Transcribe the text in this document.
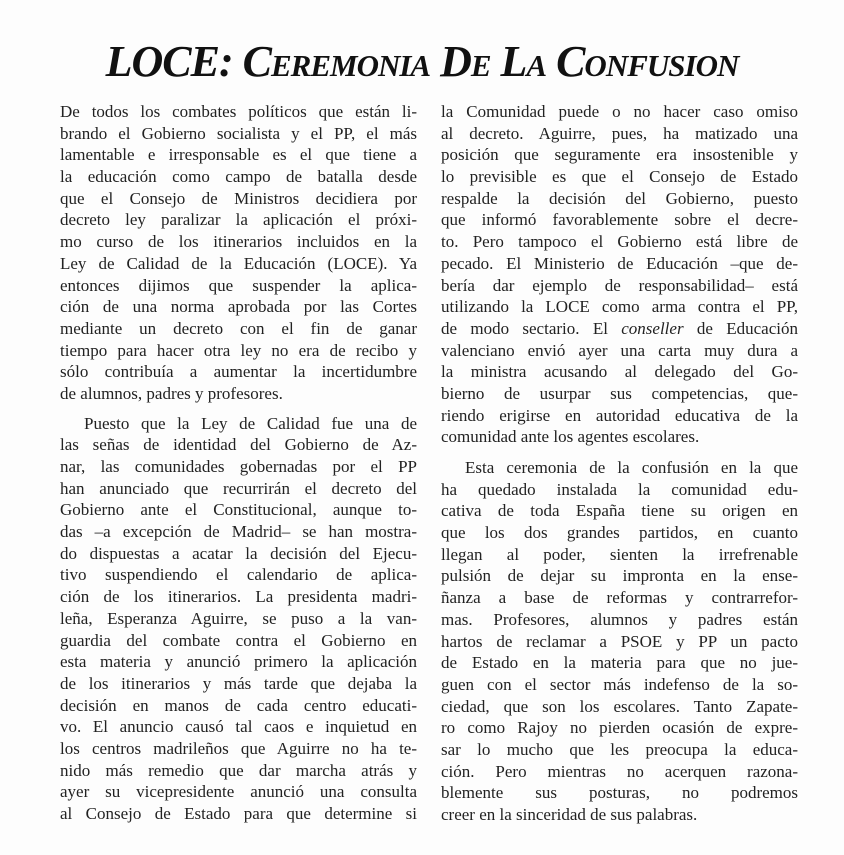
LOCE: Ceremonia De La Confusion
De todos los combates políticos que están li-
brando el Gobierno socialista y el PP, el más
lamentable e irresponsable es el que tiene a
la educación como campo de batalla desde
que el Consejo de Ministros decidiera por
decreto ley paralizar la aplicación el próxi-
mo curso de los itinerarios incluidos en la
Ley de Calidad de la Educación (LOCE). Ya
entonces dijimos que suspender la aplica-
ción de una norma aprobada por las Cortes
mediante un decreto con el fin de ganar
tiempo para hacer otra ley no era de recibo y
sólo contribuía a aumentar la incertidumbre
de alumnos, padres y profesores.
Puesto que la Ley de Calidad fue una de
las señas de identidad del Gobierno de Az-
nar, las comunidades gobernadas por el PP
han anunciado que recurrirán el decreto del
Gobierno ante el Constitucional, aunque to-
das –a excepción de Madrid– se han mostra-
do dispuestas a acatar la decisión del Ejecu-
tivo suspendiendo el calendario de aplica-
ción de los itinerarios. La presidenta madri-
leña, Esperanza Aguirre, se puso a la van-
guardia del combate contra el Gobierno en
esta materia y anunció primero la aplicación
de los itinerarios y más tarde que dejaba la
decisión en manos de cada centro educati-
vo. El anuncio causó tal caos e inquietud en
los centros madrileños que Aguirre no ha te-
nido más remedio que dar marcha atrás y
ayer su vicepresidente anunció una consulta
al Consejo de Estado para que determine si
la Comunidad puede o no hacer caso omiso
al decreto. Aguirre, pues, ha matizado una
posición que seguramente era insostenible y
lo previsible es que el Consejo de Estado
respalde la decisión del Gobierno, puesto
que informó favorablemente sobre el decre-
to. Pero tampoco el Gobierno está libre de
pecado. El Ministerio de Educación –que de-
bería dar ejemplo de responsabilidad– está
utilizando la LOCE como arma contra el PP,
de modo sectario. El conseller de Educación
valenciano envió ayer una carta muy dura a
la ministra acusando al delegado del Go-
bierno de usurpar sus competencias, que-
riendo erigirse en autoridad educativa de la
comunidad ante los agentes escolares.
Esta ceremonia de la confusión en la que
ha quedado instalada la comunidad edu-
cativa de toda España tiene su origen en
que los dos grandes partidos, en cuanto
llegan al poder, sienten la irrefrenable
pulsión de dejar su impronta en la ense-
ñanza a base de reformas y contrarrefor-
mas. Profesores, alumnos y padres están
hartos de reclamar a PSOE y PP un pacto
de Estado en la materia para que no jue-
guen con el sector más indefenso de la so-
ciedad, que son los escolares. Tanto Zapate-
ro como Rajoy no pierden ocasión de expre-
sar lo mucho que les preocupa la educa-
ción. Pero mientras no acerquen razona-
blemente sus posturas, no podremos
creer en la sinceridad de sus palabras.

※

* **Direction**
Report the number of lines above containing the word "itinerarios", with no other text.

* **The result**
3